▶ [WHAT YOU HAVE TO DO]
Find the lines that hold "在武安分院上课". Report only how many there are.

[begin DATA FOR THIS TASK]

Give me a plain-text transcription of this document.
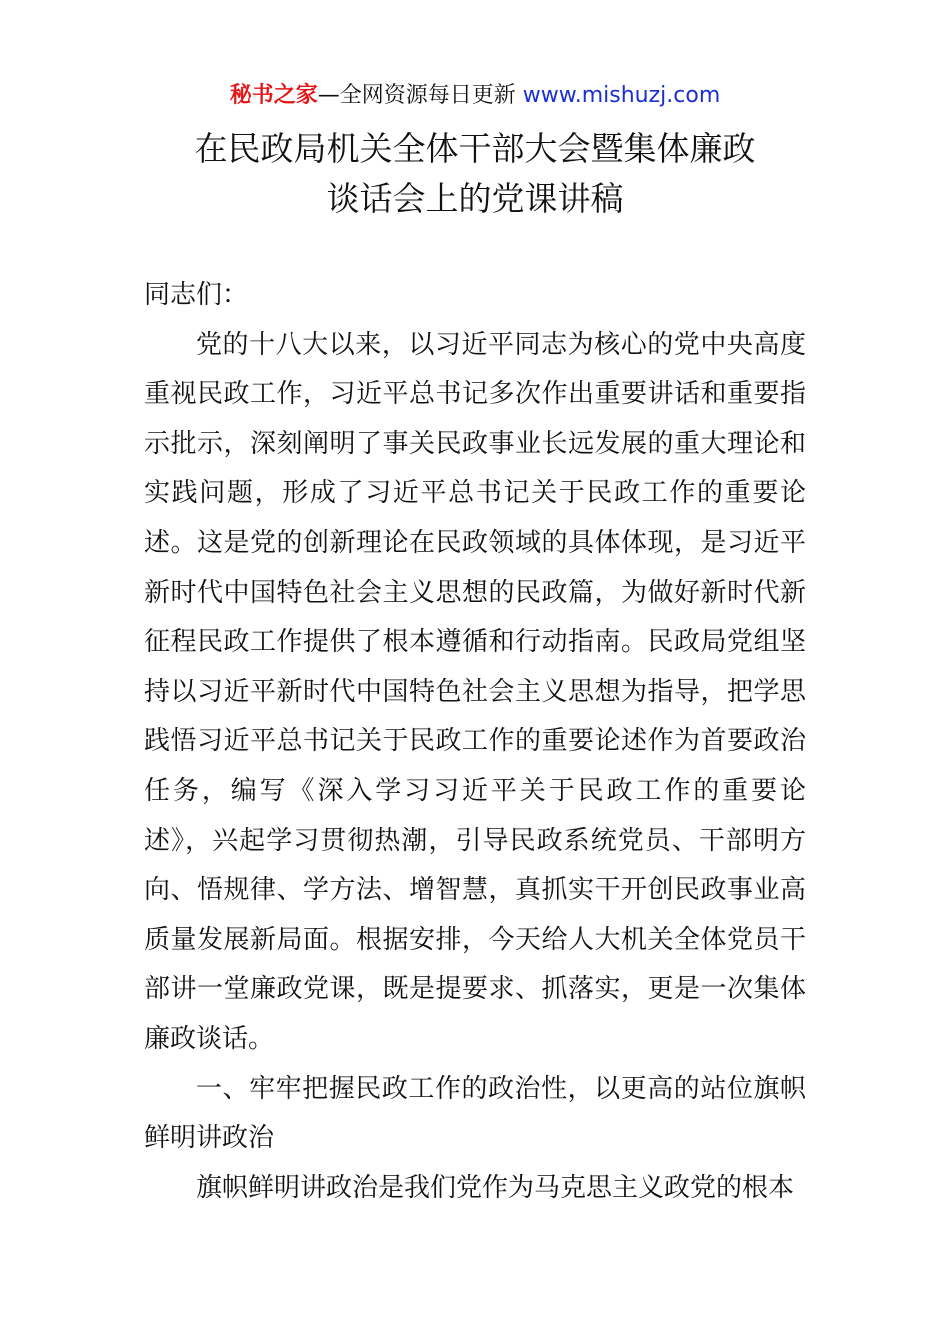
秘书之家—全网资源每日更新 www.mishuzj.com
在民政局机关全体干部大会暨集体廉政
谈话会上的党课讲稿

同志们：

党的十八大以来，以习近平同志为核心的党中央高度重视民政工作，习近平总书记多次作出重要讲话和重要指示批示，深刻阐明了事关民政事业长远发展的重大理论和实践问题，形成了习近平总书记关于民政工作的重要论述。这是党的创新理论在民政领域的具体体现，是习近平新时代中国特色社会主义思想的民政篇，为做好新时代新征程民政工作提供了根本遵循和行动指南。民政局党组坚持以习近平新时代中国特色社会主义思想为指导，把学思践悟习近平总书记关于民政工作的重要论述作为首要政治任务，编写《深入学习习近平关于民政工作的重要论述》，兴起学习贯彻热潮，引导民政系统党员、干部明方向、悟规律、学方法、增智慧，真抓实干开创民政事业高质量发展新局面。根据安排，今天给人大机关全体党员干部讲一堂廉政党课，既是提要求、抓落实，更是一次集体廉政谈话。

一、牢牢把握民政工作的政治性，以更高的站位旗帜鲜明讲政治

旗帜鲜明讲政治是我们党作为马克思主义政党的根本
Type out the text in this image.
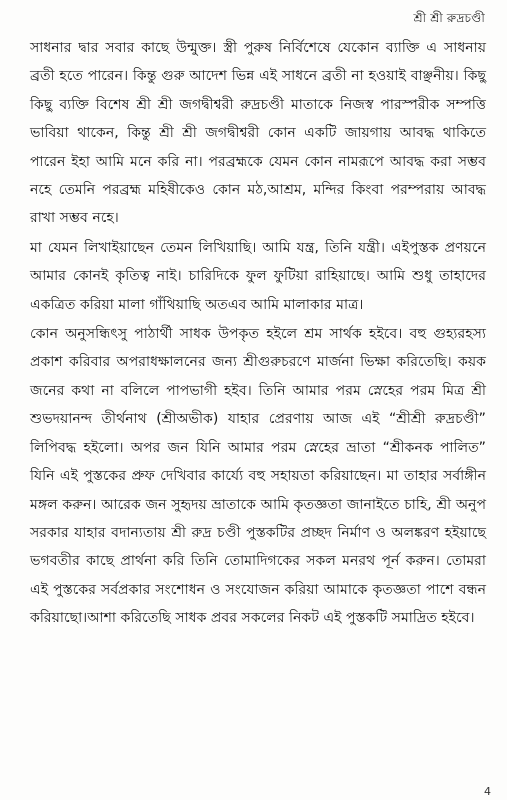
শ্রী শ্রী রুদ্রচণ্ডী

সাধনার দ্বার সবার কাছে উন্মুক্ত। স্ত্রী পুরুষ নির্বিশেষে যেকোন ব্যাক্তি এ সাধনায় ব্রতী হতে পারেন। কিন্তু গুরু আদেশ ভিন্ন এই সাধনে ব্রতী না হওয়াই বাঞ্ছনীয়। কিছু কিছু ব্যক্তি বিশেষ শ্রী শ্রী জগদ্বীশ্বরী রুদ্রচণ্ডী মাতাকে নিজস্ব পারস্পরীক সম্পত্তি ভাবিয়া থাকেন, কিন্তু শ্রী শ্রী জগদ্বীশ্বরী কোন একটি জায়গায় আবদ্ধ থাকিতে পারেন ইহা আমি মনে করি না। পরব্রহ্মকে যেমন কোন নামরূপে আবদ্ধ করা সম্ভব নহে তেমনি পরব্রহ্ম মহিষীকেও কোন মঠ,আশ্রম, মন্দির কিংবা পরম্পরায় আবদ্ধ রাখা সম্ভব নহে।

মা যেমন লিখাইয়াছেন তেমন লিখিয়াছি। আমি যন্ত্র, তিনি যন্ত্রী। এইপুস্তক প্রণয়নে আমার কোনই কৃতিত্ব নাই। চারিদিকে ফুল ফুটিয়া রাহিয়াছে। আমি শুধু তাহাদের একত্রিত করিয়া মালা গাঁথিয়াছি অতএব আমি মালাকার মাত্র।

কোন অনুসন্ধিৎসু পাঠার্থী সাধক উপকৃত হইলে শ্রম সার্থক হইবে। বহু গুহ্যরহস্য প্রকাশ করিবার অপরাধক্ষালনের জন্য শ্রীগুরুচরণে মার্জনা ভিক্ষা করিতেছি। কয়ক জনের কথা না বলিলে পাপভাগী হইব। তিনি আমার পরম স্নেহের পরম মিত্র শ্রী শুভদয়ানন্দ তীর্থনাথ (শ্রীঅভীক) যাহার প্রেরণায় আজ এই “শ্রীশ্রী রুদ্রচণ্ডী” লিপিবদ্ধ হইলো। অপর জন যিনি আমার পরম স্নেহের ভ্রাতা “শ্রীকনক পালিত” যিনি এই পুস্তকের প্রুফ দেখিবার কার্য্যে বহু সহায়তা করিয়াছেন। মা তাহার সর্বাঙ্গীন মঙ্গল করুন। আরেক জন সুহৃদয় ভ্রাতাকে আমি কৃতজ্ঞতা জানাইতে চাহি, শ্রী অনুপ সরকার যাহার বদান্যতায় শ্রী রুদ্র চণ্ডী পুস্তকটির প্রচ্ছদ নির্মাণ ও অলঙ্করণ হইয়াছে ভগবতীর কাছে প্রার্থনা করি তিনি তোমাদিগকের সকল মনরথ পূর্ন করুন। তোমরা এই পুস্তকের সর্বপ্রকার সংশোধন ও সংযোজন করিয়া আমাকে কৃতজ্ঞতা পাশে বন্ধন করিয়াছো।আশা করিতেছি সাধক প্রবর সকলের নিকট এই পুস্তকটি সমাদ্রিত হইবে।

4
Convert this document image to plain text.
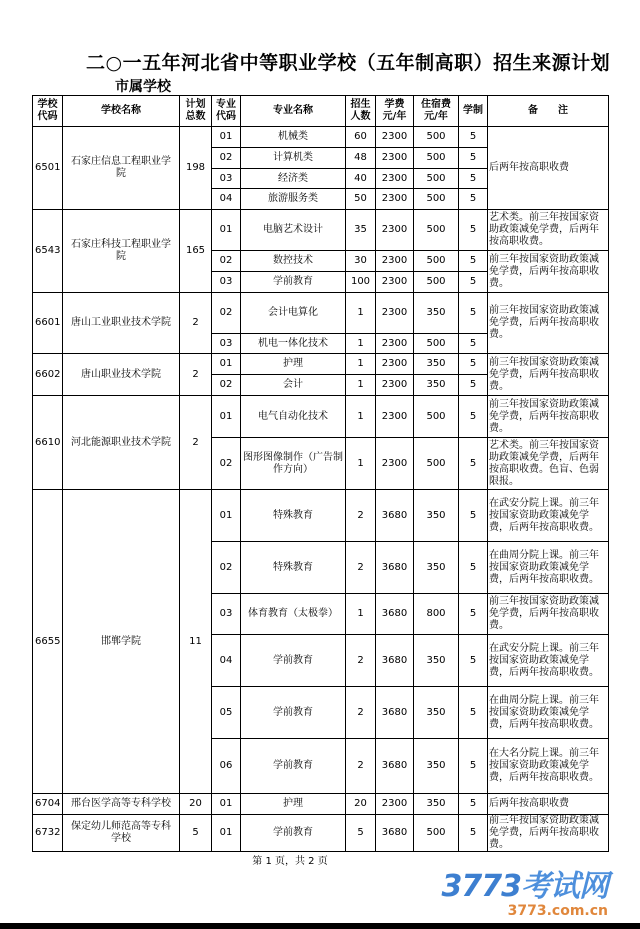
二○一五年河北省中等职业学校（五年制高职）招生来源计划
市属学校
学校代码	学校名称	计划总数	专业代码	专业名称	招生人数	学费元/年	住宿费元/年	学制	备　　注
6501	石家庄信息工程职业学院	198	01	机械类	60	2300	500	5	后两年按高职收费
			02	计算机类	48	2300	500	5	
			03	经济类	40	2300	500	5	
			04	旅游服务类	50	2300	500	5	
6543	石家庄科技工程职业学院	165	01	电脑艺术设计	35	2300	500	5	艺术类。前三年按国家资助政策减免学费，后两年按高职收费。
			02	数控技术	30	2300	500	5	前三年按国家资助政策减免学费，后两年按高职收费。
			03	学前教育	100	2300	500	5	
6601	唐山工业职业技术学院	2	02	会计电算化	1	2300	350	5	前三年按国家资助政策减免学费，后两年按高职收费。
			03	机电一体化技术	1	2300	500	5	
6602	唐山职业技术学院	2	01	护理	1	2300	350	5	前三年按国家资助政策减免学费，后两年按高职收费。
			02	会计	1	2300	350	5	
6610	河北能源职业技术学院	2	01	电气自动化技术	1	2300	500	5	前三年按国家资助政策减免学费，后两年按高职收费。
			02	图形图像制作（广告制作方向）	1	2300	500	5	艺术类。前三年按国家资助政策减免学费，后两年按高职收费。色盲、色弱限报。
6655	邯郸学院	11	01	特殊教育	2	3680	350	5	在武安分院上课。前三年按国家资助政策减免学费，后两年按高职收费。
			02	特殊教育	2	3680	350	5	在曲周分院上课。前三年按国家资助政策减免学费，后两年按高职收费。
			03	体育教育（太极拳）	1	3680	800	5	前三年按国家资助政策减免学费，后两年按高职收费。
			04	学前教育	2	3680	350	5	在武安分院上课。前三年按国家资助政策减免学费，后两年按高职收费。
			05	学前教育	2	3680	350	5	在曲周分院上课。前三年按国家资助政策减免学费，后两年按高职收费。
			06	学前教育	2	3680	350	5	在大名分院上课。前三年按国家资助政策减免学费，后两年按高职收费。
6704	邢台医学高等专科学校	20	01	护理	20	2300	350	5	后两年按高职收费
6732	保定幼儿师范高等专科学校	5	01	学前教育	5	3680	500	5	前三年按国家资助政策减免学费，后两年按高职收费。
第 1 页，共 2 页
3773考试网
3773.com.cn
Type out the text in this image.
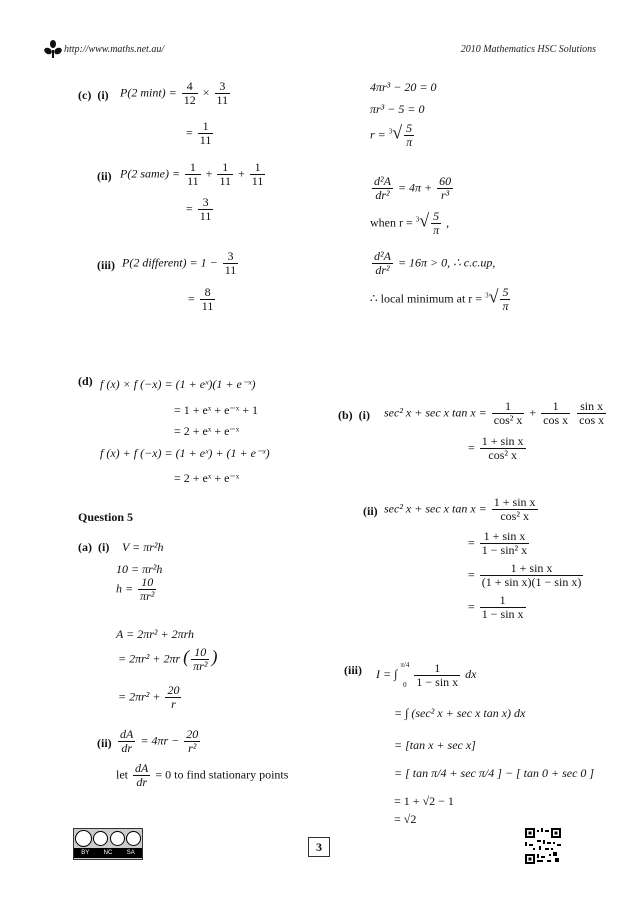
http://www.maths.net.au/	2010 Mathematics HSC Solutions
(c) (i) P(2 $\min t) = \frac{4}{12} \times \frac{3}{11}$
= $\frac{1}{11}$
(ii) P(2 same) = $\frac{1}{11} + \frac{1}{11} + \frac{1}{11}$
= $\frac{3}{11}$
(iii) P(2 different) = $1 - \frac{3}{11}$
= $\frac{8}{11}$
(d) f (x) × f (−x) = (1 + eˣ)(1 + e⁻ˣ)
= 1 + eˣ + e⁻ˣ + 1
= 2 + eˣ + e⁻ˣ
f (x) + f (−x) = (1 + eˣ) + (1 + e⁻ˣ)
= 2 + eˣ + e⁻ˣ
Question 5
(a) (i) V = πr²h
10 = πr²h
$h = \frac{10}{\text{πr²}}$
A = 2πr² + 2πrh
= 2πr² + 2πr ( $\frac{10}{\text{πr²}}$ )
= $2\pi r^2 + \frac{20}{r}$
$(ii) \frac{dA}{dr} = 4\pi r - \frac{20}{\text{r²}}$
let $\frac{dA}{dr} = 0$ to find stationary points
4πr³ − 20 = 0
πr³ − 5 = 0
$r = ^3√ \frac{5}{\pi}$
$\frac{\text{d²A}}{\text{dr²}} = 4\pi + \frac{60}{\text{r³}}$
when $r = ^3√ \frac{5}{\pi}$ ,
$\frac{\text{d²A}}{\text{dr²}} = 16\pi > 0$, ∴ c.c.up,
∴ local minimum at $r = ^3√ \frac{5}{\pi}$
(b) (i) sec² x + sec x $\tan x = \frac{1}{\text{cos² x}} + \frac{1}{\text{cos x}}$
$\frac{\text{sin x}}{\text{cos x}}$
= $\frac{\text{1 + sin x}}{\text{cos² x}}$
(ii) sec² x + sec x $\tan x = \frac{\text{1 + sin x}}{\text{cos² x}}$
= $\frac{\text{1 + sin x}}{\text{1 − sin² x}}$
= $\frac{\text{1 + sin x}}{\text{(1 + sin x)(1 − sin x)}}$
= $\frac{1}{\text{1 − sin x}}$
(iii) I = ∫
π/4
0
$\frac{1}{\text{1 − sin x}}$ dx
= ∫ (sec² x + sec x tan x) dx
= [tan x + sec x]
= [ tan π/4 + sec π/4 ] − [ tan 0 + sec 0 ]
= 1 + √2 − 1
= √2
BY NC SA	3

[end DATA FOR THIS TASK]

▶ [EXERCISE SOLUTION]
2